Can you copy, word for word, the passage of the kernel regression thread that opens with the words containing "Ugh. Thanks for" and closes with "more recent kernel."?

**Document text:**
_ _ _

Ugh. Thanks for letting me know. I'll look into it.
> On 7/15/19 10:18 AM, Paul Donohue wrote:
> > Reverting commit 93531c6743157d7e8c5792f8ed1a57641149d62c (identified by bisection) fixes this issue.
> That commit can not be reverted. It is a foundational piece for a lot of
> other changes. Did you mean the commit before it works and this commit
> fails?
Sorry, yes, I meant the commit before it works, and this one fails. I did not try reverting this commit on a more recent kernel.
> > It is not obvious to me how commit 93531c6743157d7e8c5792f8ed1a57641149d62c causes this issue, or how it should be fixed. Could someone take a look and point me in the right direction for further troubleshooting?
> Let's get a complete example that demonstrates the problem, and I can go
> from there. Can you take the attached script and update it so that it
> reflects the problem you are reporting? That script works on latest
> kernel as well as 4.14.133. It uses network namespaces for 2 hosts with
> a router between them.

_ _ _

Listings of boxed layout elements
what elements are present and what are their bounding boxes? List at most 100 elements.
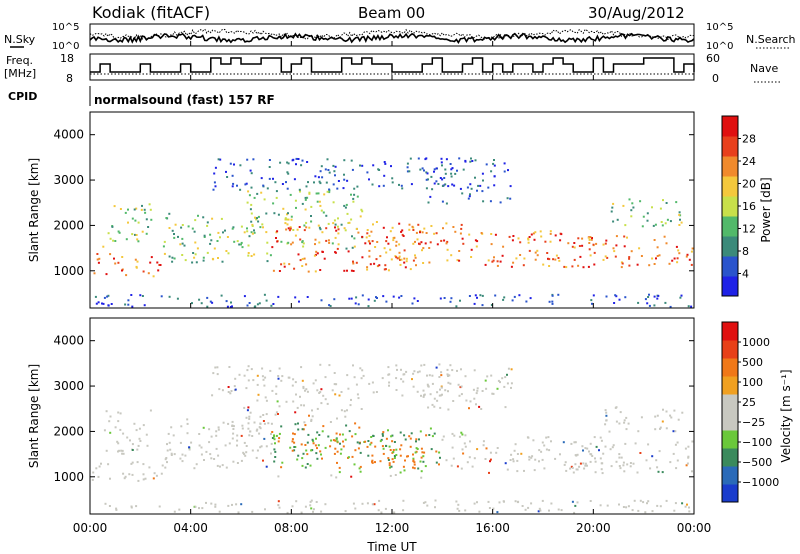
echo-cell [619, 411, 622, 414]
echo-cell [181, 460, 184, 463]
echo-cell [221, 389, 224, 392]
echo-cell [290, 215, 293, 218]
echo-cell [623, 235, 626, 238]
echo-cell [337, 228, 340, 231]
echo-cell [270, 422, 273, 425]
echo-cell [413, 297, 416, 300]
echo-cell [247, 427, 250, 430]
echo-cell [473, 397, 476, 400]
echo-cell [294, 411, 297, 414]
colorbar-tick-label: 500 [742, 356, 763, 369]
echo-cell [588, 248, 591, 251]
colorbar-tick-label: 16 [742, 200, 756, 213]
colorbar-segment [722, 358, 738, 377]
echo-cell [249, 169, 252, 172]
echo-cell [314, 238, 317, 241]
echo-cell [368, 382, 371, 385]
echo-cell [623, 421, 626, 424]
echo-cell [421, 231, 424, 234]
echo-cell [435, 180, 438, 183]
echo-cell [474, 239, 477, 242]
echo-cell [425, 232, 428, 234]
echo-cell [578, 465, 581, 468]
echo-cell [155, 474, 158, 477]
echo-cell [499, 260, 502, 263]
echo-cell [408, 435, 411, 438]
echo-cell [121, 256, 124, 258]
echo-cell [422, 247, 425, 250]
echo-cell [446, 368, 449, 371]
echo-cell [367, 305, 370, 308]
echo-cell [661, 471, 664, 474]
echo-cell [283, 265, 286, 268]
echo-cell [347, 222, 350, 224]
echo-cell [610, 210, 613, 213]
echo-cell [447, 375, 449, 377]
echo-cell [312, 440, 315, 443]
echo-cell [134, 233, 136, 236]
echo-cell [393, 455, 396, 457]
echo-cell [214, 505, 217, 508]
echo-cell [451, 167, 454, 170]
colorbar-tick-label: 8 [742, 245, 749, 258]
echo-cell [360, 208, 363, 211]
echo-cell [216, 240, 219, 242]
echo-cell [364, 440, 367, 443]
echo-cell [320, 388, 323, 391]
echo-cell [629, 465, 632, 468]
echo-cell [446, 248, 449, 251]
echo-cell [319, 228, 322, 231]
echo-cell [389, 466, 391, 469]
echo-cell [231, 174, 234, 177]
echo-cell [261, 367, 264, 370]
echo-cell [420, 364, 423, 367]
echo-cell [144, 477, 147, 480]
echo-cell [470, 157, 472, 160]
echo-cell [474, 176, 476, 179]
echo-cell [388, 462, 391, 465]
colorbar-segment [722, 412, 738, 431]
echo-cell [157, 269, 160, 272]
echo-cell [403, 249, 406, 252]
echo-cell [306, 196, 309, 199]
echo-cell [637, 509, 640, 512]
echo-cell [371, 183, 374, 186]
echo-cell [544, 240, 547, 243]
echo-cell [487, 186, 490, 189]
echo-cell [346, 374, 349, 377]
echo-cell [614, 255, 617, 258]
echo-cell [359, 451, 362, 454]
echo-cell [559, 239, 562, 242]
echo-cell [321, 251, 324, 253]
echo-cell [390, 465, 393, 468]
echo-cell [514, 500, 517, 503]
echo-cell [529, 297, 532, 300]
echo-cell [274, 181, 277, 184]
echo-cell [366, 502, 369, 505]
echo-cell [142, 424, 145, 427]
echo-cell [176, 297, 179, 300]
noise-right-label: N.Search [746, 33, 796, 46]
echo-cell [219, 236, 221, 239]
echo-cell [687, 305, 690, 308]
echo-cell [366, 445, 369, 448]
colorbar-tick-label: −100 [742, 436, 772, 449]
echo-cell [184, 454, 187, 457]
echo-cell [624, 224, 627, 227]
echo-cell [516, 459, 519, 462]
echo-cell [334, 165, 337, 168]
echo-cell [300, 366, 303, 369]
echo-cell [147, 272, 150, 275]
echo-cell [107, 294, 110, 297]
echo-cell [651, 206, 653, 209]
echo-cell [245, 416, 248, 419]
echo-cell [306, 441, 309, 444]
echo-cell [510, 368, 513, 371]
echo-cell [445, 242, 448, 245]
echo-cell [470, 256, 473, 258]
echo-cell [691, 470, 693, 473]
echo-cell [257, 393, 260, 396]
echo-cell [633, 499, 636, 502]
echo-cell [168, 227, 171, 229]
echo-cell [342, 440, 344, 443]
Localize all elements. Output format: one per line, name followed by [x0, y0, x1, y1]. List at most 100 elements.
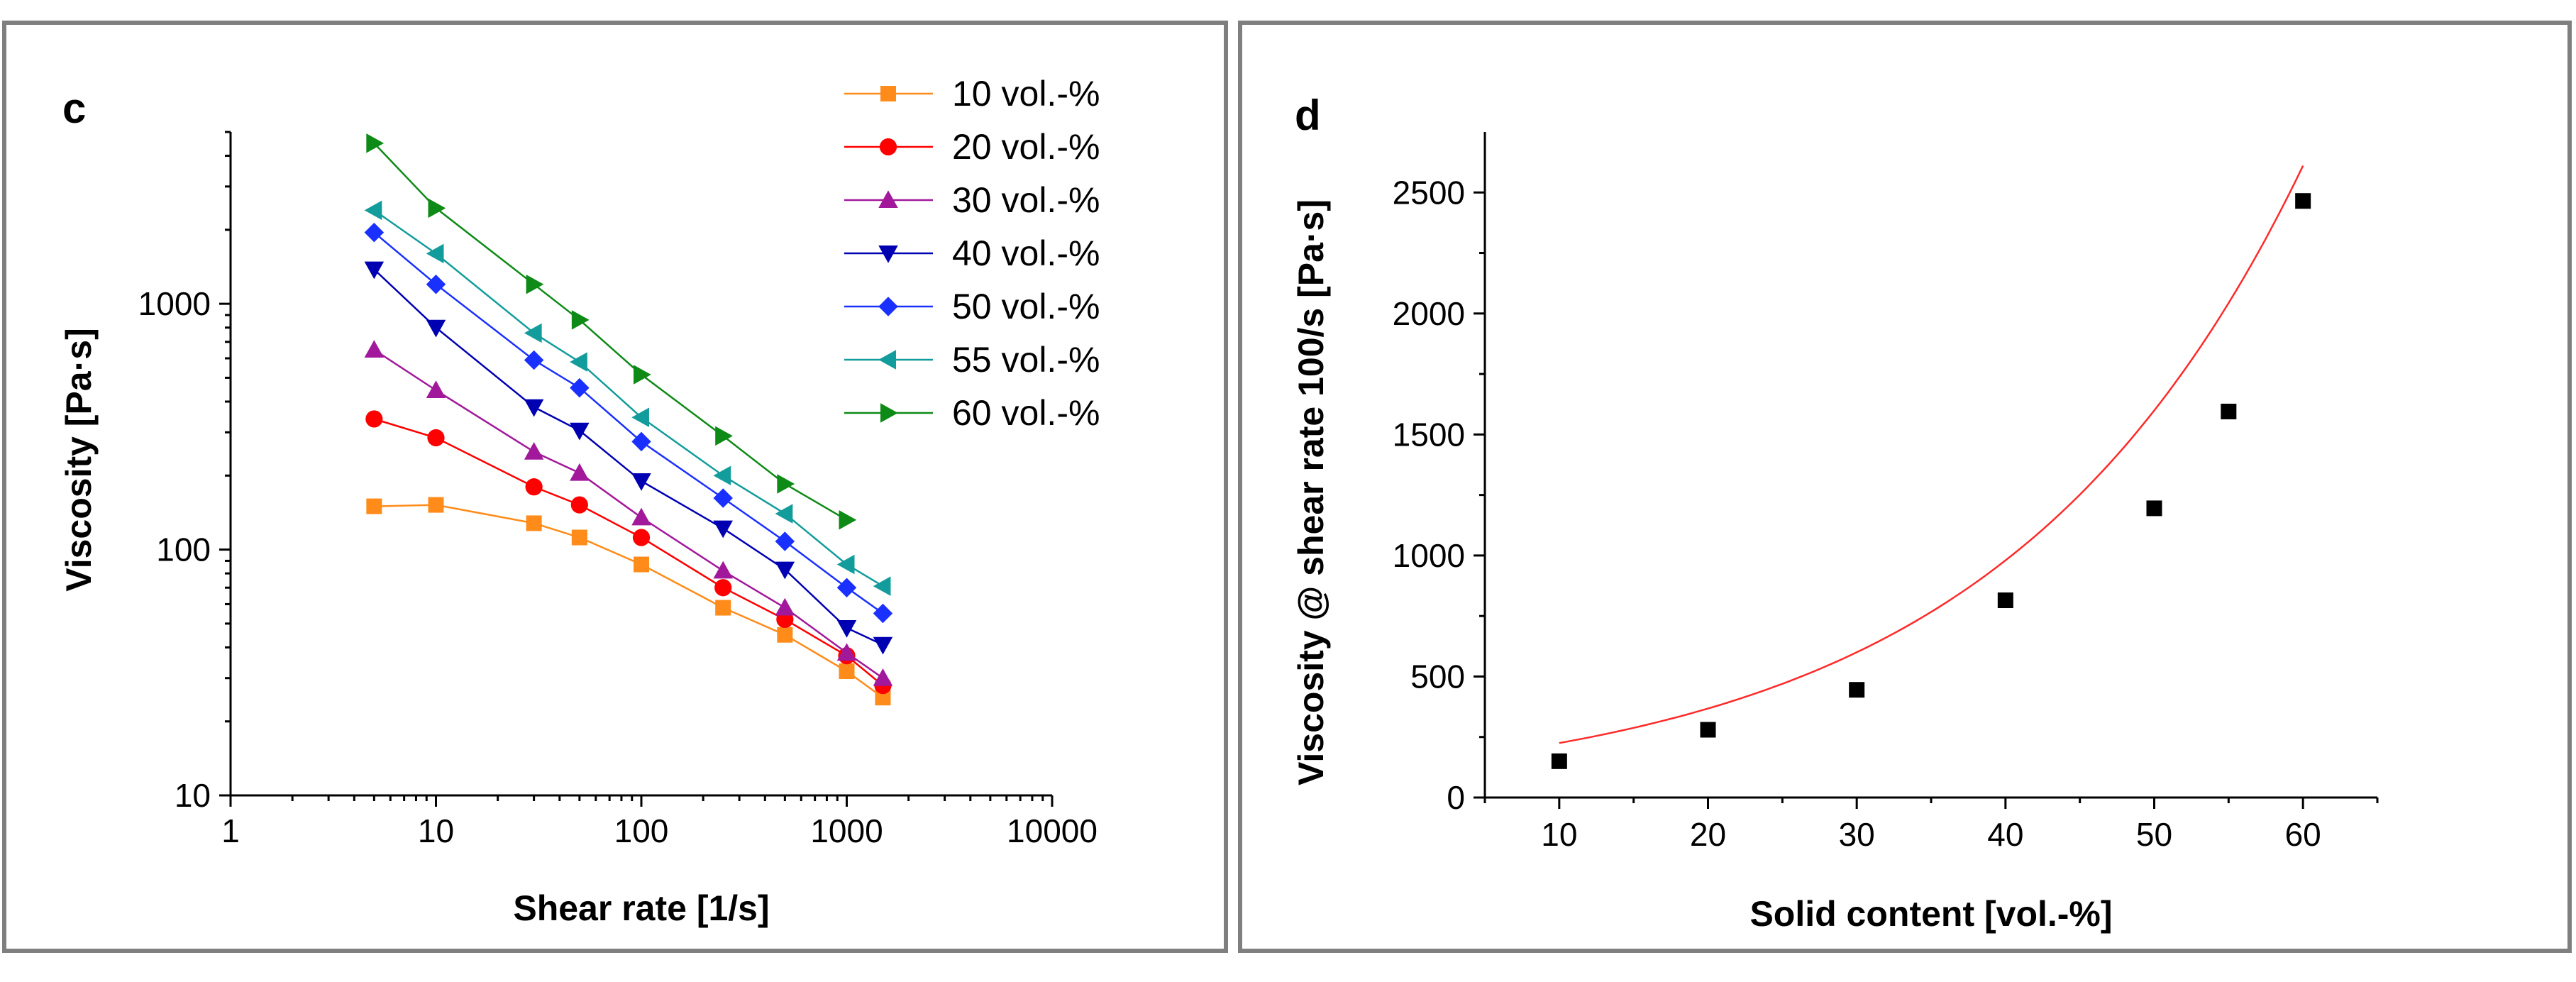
panel-c-data-point	[570, 463, 590, 481]
panel-c-legend-marker	[878, 350, 896, 370]
panel-c-data-point	[873, 668, 893, 686]
panel-d-label: d	[1295, 92, 1321, 139]
panel-c-legend-marker	[878, 297, 898, 316]
panel-c-data-point	[426, 274, 446, 294]
panel-d-chart: d 10 20 30 40 50 60 0 500 1000 1500 2000 2500 Solid…	[1291, 92, 2379, 934]
panel-c-data-point	[631, 431, 651, 452]
panel-c-data-point	[366, 133, 385, 153]
panel-c-data-point	[775, 597, 795, 616]
panel-d-x-tick-label: 50	[2136, 816, 2172, 853]
panel-c-legend-label: 50 vol.-%	[952, 287, 1100, 326]
panel-d-data-point	[1551, 753, 1567, 769]
panel-c-legend-entry: 60 vol.-%	[844, 393, 1100, 433]
panel-c-series-7	[366, 133, 857, 530]
panel-c-data-point	[715, 426, 733, 446]
panel-c-data-point	[839, 510, 857, 530]
panel-c-data-point	[570, 377, 590, 398]
panel-c-x-axis-title: Shear rate [1/s]	[513, 888, 769, 928]
panel-d-x-tick-label: 60	[2285, 816, 2321, 853]
panel-c-data-point	[839, 663, 855, 680]
panel-d-y-tick-label: 0	[1447, 779, 1465, 816]
panel-c-data-point	[364, 261, 385, 280]
panel-c-data-point	[713, 488, 733, 508]
panel-d-series-1	[1551, 193, 2311, 769]
panel-c-data-point	[631, 473, 651, 491]
panel-d-y-tick-label: 1500	[1393, 416, 1465, 453]
panel-c-legend-entry: 20 vol.-%	[844, 127, 1100, 167]
panel-c-legend-label: 30 vol.-%	[952, 180, 1100, 220]
panel-c-data-point	[365, 410, 383, 428]
panel-c-x-tick-label: 1	[221, 812, 240, 849]
panel-c-data-point	[571, 529, 587, 546]
panel-d-fit-curve	[1559, 165, 2304, 744]
panel-d-data-point	[2295, 193, 2311, 209]
panel-c-legend-entry: 30 vol.-%	[844, 180, 1100, 220]
panel-c-series-6	[364, 200, 891, 596]
panel-c-data-point	[775, 561, 795, 580]
panel-c-data-point	[634, 365, 651, 385]
panel-d-data-point	[1997, 592, 2013, 609]
panel-c-data-point	[570, 422, 590, 441]
panel-c-data-point	[775, 531, 795, 551]
panel-c-data-point	[364, 340, 385, 358]
panel-c-data-point	[428, 198, 446, 219]
panel-c-legend-label: 10 vol.-%	[952, 74, 1100, 114]
panel-c-data-point	[873, 576, 891, 596]
panel-c-data-point	[526, 274, 544, 294]
panel-c-data-point	[714, 579, 732, 597]
panel-c-data-point	[525, 478, 543, 496]
panel-d-y-tick-label: 2000	[1393, 295, 1465, 332]
panel-c-x-tick-label: 1000	[810, 812, 883, 849]
panel-c-label: c	[62, 84, 86, 132]
panel-c-x-tick-label: 100	[614, 812, 669, 849]
panel-d-y-tick-label: 500	[1410, 658, 1465, 695]
panel-c-data-point	[713, 465, 731, 486]
panel-c-data-point	[631, 507, 651, 526]
panel-c-y-tick-label: 10	[175, 777, 211, 814]
panel-d-x-tick-label: 10	[1541, 816, 1577, 853]
panel-c-series-3	[364, 340, 893, 686]
panel-d-data-point	[1849, 682, 1865, 698]
panel-c-data-point	[364, 200, 382, 221]
panel-c-series-5	[364, 222, 893, 624]
panel-c-data-point	[426, 243, 444, 264]
panel-c-data-point	[524, 323, 542, 343]
panel-c-data-point	[426, 380, 446, 398]
panel-c-y-axis-title: Viscosity [Pa·s]	[59, 328, 99, 591]
panel-c-legend-entry: 55 vol.-%	[844, 340, 1100, 380]
panel-c-data-point	[777, 627, 793, 643]
panel-d-x-tick-label: 20	[1690, 816, 1726, 853]
panel-c-data-point	[426, 319, 446, 338]
panel-d-x-tick-label: 30	[1839, 816, 1875, 853]
panel-d-y-tick-label: 1000	[1393, 537, 1465, 574]
panel-c-data-point	[713, 520, 733, 539]
panel-d-data-point	[2146, 500, 2162, 517]
panel-d-x-axis-title: Solid content [vol.-%]	[1749, 894, 2112, 934]
panel-c-legend-label: 20 vol.-%	[952, 127, 1100, 167]
panel-c-legend-entry: 40 vol.-%	[844, 233, 1100, 273]
panel-c-x-tick-label: 10000	[1007, 812, 1098, 849]
panel-c-legend-marker	[880, 86, 896, 101]
panel-c-data-point	[715, 600, 731, 616]
panel-c-legend-marker	[878, 246, 898, 263]
panel-c-legend-marker	[880, 403, 898, 423]
panel-c-y-tick-label: 100	[156, 531, 211, 568]
panel-c-data-point	[632, 529, 651, 546]
panel-c-data-point	[836, 554, 855, 575]
panel-c-legend-label: 40 vol.-%	[952, 233, 1100, 273]
panel-c-x-tick-label: 10	[418, 812, 454, 849]
panel-c-legend-entry: 50 vol.-%	[844, 287, 1100, 326]
panel-c-data-point	[631, 407, 649, 428]
panel-d-data-point	[2221, 403, 2237, 419]
panel-d-x-tick-label: 40	[1987, 816, 2023, 853]
panel-c-data-point	[634, 556, 649, 573]
panel-c-data-point	[875, 690, 891, 706]
panel-c-data-point	[873, 636, 893, 655]
panel-c-data-point	[526, 515, 542, 531]
panel-d-y-tick-label: 2500	[1393, 174, 1465, 211]
panel-c-data-point	[836, 643, 857, 661]
panel-c-data-point	[775, 504, 793, 524]
panel-c-legend-entry: 10 vol.-%	[844, 74, 1100, 114]
panel-c-data-point	[524, 350, 544, 370]
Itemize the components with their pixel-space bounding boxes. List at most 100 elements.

_ _ _

**Finished task:**
Ugh. Thanks for letting me know. I'll look into it.
> On 7/15/19 10:18 AM, Paul Donohue wrote:
> > Reverting commit 93531c6743157d7e8c5792f8ed1a57641149d62c (identified by bisection) fixes this issue.
> That commit can not be reverted. It is a foundational piece for a lot of
> other changes. Did you mean the commit before it works and this commit
> fails?
Sorry, yes, I meant the commit before it works, and this one fails. I did not try reverting this commit on a more recent kernel.